_Entries_
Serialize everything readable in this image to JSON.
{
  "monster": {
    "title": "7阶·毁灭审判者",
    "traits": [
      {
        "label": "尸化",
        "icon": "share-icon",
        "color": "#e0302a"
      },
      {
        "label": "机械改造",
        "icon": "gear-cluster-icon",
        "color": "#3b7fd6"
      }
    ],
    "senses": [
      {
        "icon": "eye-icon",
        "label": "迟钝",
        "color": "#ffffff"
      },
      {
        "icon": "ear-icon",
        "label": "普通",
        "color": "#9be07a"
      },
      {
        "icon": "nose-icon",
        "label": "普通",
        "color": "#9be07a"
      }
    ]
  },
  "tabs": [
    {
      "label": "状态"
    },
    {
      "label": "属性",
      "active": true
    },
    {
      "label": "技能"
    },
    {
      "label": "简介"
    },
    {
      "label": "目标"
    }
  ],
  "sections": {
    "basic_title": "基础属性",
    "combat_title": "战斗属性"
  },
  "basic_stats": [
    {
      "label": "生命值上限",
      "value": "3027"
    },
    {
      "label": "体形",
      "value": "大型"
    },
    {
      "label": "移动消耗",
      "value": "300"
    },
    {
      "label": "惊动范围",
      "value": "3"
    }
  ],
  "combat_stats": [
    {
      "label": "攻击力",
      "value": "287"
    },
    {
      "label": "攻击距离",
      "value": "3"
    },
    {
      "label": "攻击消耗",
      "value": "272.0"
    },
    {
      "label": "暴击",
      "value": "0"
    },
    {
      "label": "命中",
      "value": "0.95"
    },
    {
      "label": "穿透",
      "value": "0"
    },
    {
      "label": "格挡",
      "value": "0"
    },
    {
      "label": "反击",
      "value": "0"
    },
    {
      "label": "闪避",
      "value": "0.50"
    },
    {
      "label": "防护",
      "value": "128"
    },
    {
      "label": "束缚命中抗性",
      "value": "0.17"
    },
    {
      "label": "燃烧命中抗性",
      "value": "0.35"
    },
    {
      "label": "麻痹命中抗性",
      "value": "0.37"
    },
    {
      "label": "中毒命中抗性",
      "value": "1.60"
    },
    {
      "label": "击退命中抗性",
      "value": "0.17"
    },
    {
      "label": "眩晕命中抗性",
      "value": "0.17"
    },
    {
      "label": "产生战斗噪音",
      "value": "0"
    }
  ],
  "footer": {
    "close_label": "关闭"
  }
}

_Given problem_
All of the entries above must be quoted exactly.

_Result of the task_
Serialize everything readable in this image to JSON.
{
  "monster": {
    "title": "7阶·毁灭审判者",
    "traits": [
      {
        "label": "尸化",
        "icon": "share-icon",
        "color": "#e0302a"
      },
      {
        "label": "机械改造",
        "icon": "gear-cluster-icon",
        "color": "#3b7fd6"
      }
    ],
    "senses": [
      {
        "icon": "eye-icon",
        "label": "迟钝",
        "color": "#ffffff"
      },
      {
        "icon": "ear-icon",
        "label": "普通",
        "color": "#9be07a"
      },
      {
        "icon": "nose-icon",
        "label": "普通",
        "color": "#9be07a"
      }
    ]
  },
  "tabs": [
    {
      "label": "状态"
    },
    {
      "label": "属性",
      "active": true
    },
    {
      "label": "技能"
    },
    {
      "label": "简介"
    },
    {
      "label": "目标"
    }
  ],
  "sections": {
    "basic_title": "基础属性",
    "combat_title": "战斗属性"
  },
  "basic_stats": [
    {
      "label": "生命值上限",
      "value": "3027"
    },
    {
      "label": "体形",
      "value": "大型"
    },
    {
      "label": "移动消耗",
      "value": "300"
    },
    {
      "label": "惊动范围",
      "value": "3"
    }
  ],
  "combat_stats": [
    {
      "label": "攻击力",
      "value": "287"
    },
    {
      "label": "攻击距离",
      "value": "3"
    },
    {
      "label": "攻击消耗",
      "value": "272.0"
    },
    {
      "label": "暴击",
      "value": "0"
    },
    {
      "label": "命中",
      "value": "0.95"
    },
    {
      "label": "穿透",
      "value": "0"
    },
    {
      "label": "格挡",
      "value": "0"
    },
    {
      "label": "反击",
      "value": "0"
    },
    {
      "label": "闪避",
      "value": "0.50"
    },
    {
      "label": "防护",
      "value": "128"
    },
    {
      "label": "束缚命中抗性",
      "value": "0.17"
    },
    {
      "label": "燃烧命中抗性",
      "value": "0.35"
    },
    {
      "label": "麻痹命中抗性",
      "value": "0.37"
    },
    {
      "label": "中毒命中抗性",
      "value": "1.60"
    },
    {
      "label": "击退命中抗性",
      "value": "0.17"
    },
    {
      "label": "眩晕命中抗性",
      "value": "0.17"
    },
    {
      "label": "产生战斗噪音",
      "value": "0"
    }
  ],
  "footer": {
    "close_label": "关闭"
  }
}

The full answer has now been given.